(Exercise task) Exactly as written, retype the listing below, omitting the pictures.

┌──

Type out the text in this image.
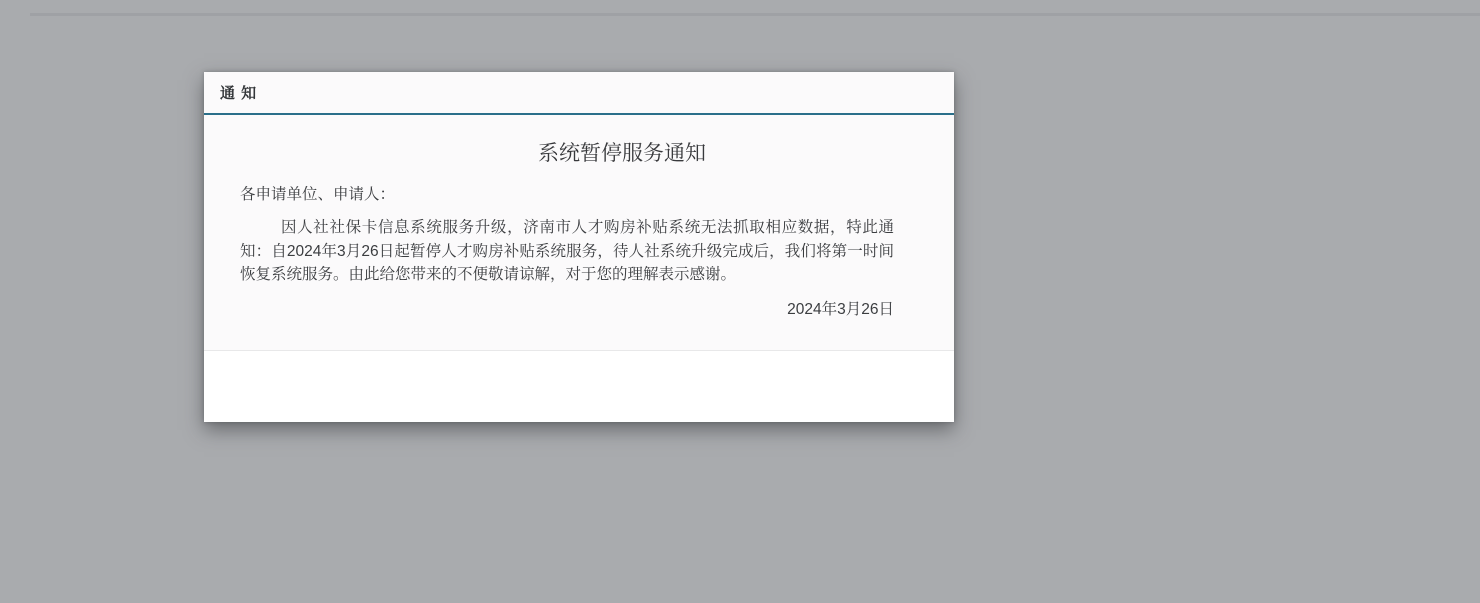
通 知
系统暂停服务通知
各申请单位、申请人：
因人社社保卡信息系统服务升级，济南市人才购房补贴系统无法抓取相应数据，特此通知：自2024年3月26日起暂停人才购房补贴系统服务，待人社系统升级完成后，我们将第一时间恢复系统服务。由此给您带来的不便敬请谅解，对于您的理解表示感谢。
2024年3月26日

└──

(Response to this exercise)
Type out the text in this image.
通 知
系统暂停服务通知
各申请单位、申请人：
因人社社保卡信息系统服务升级，济南市人才购房补贴系统无法抓取相应数据，特此通知：自2024年3月26日起暂停人才购房补贴系统服务，待人社系统升级完成后，我们将第一时间恢复系统服务。由此给您带来的不便敬请谅解，对于您的理解表示感谢。
2024年3月26日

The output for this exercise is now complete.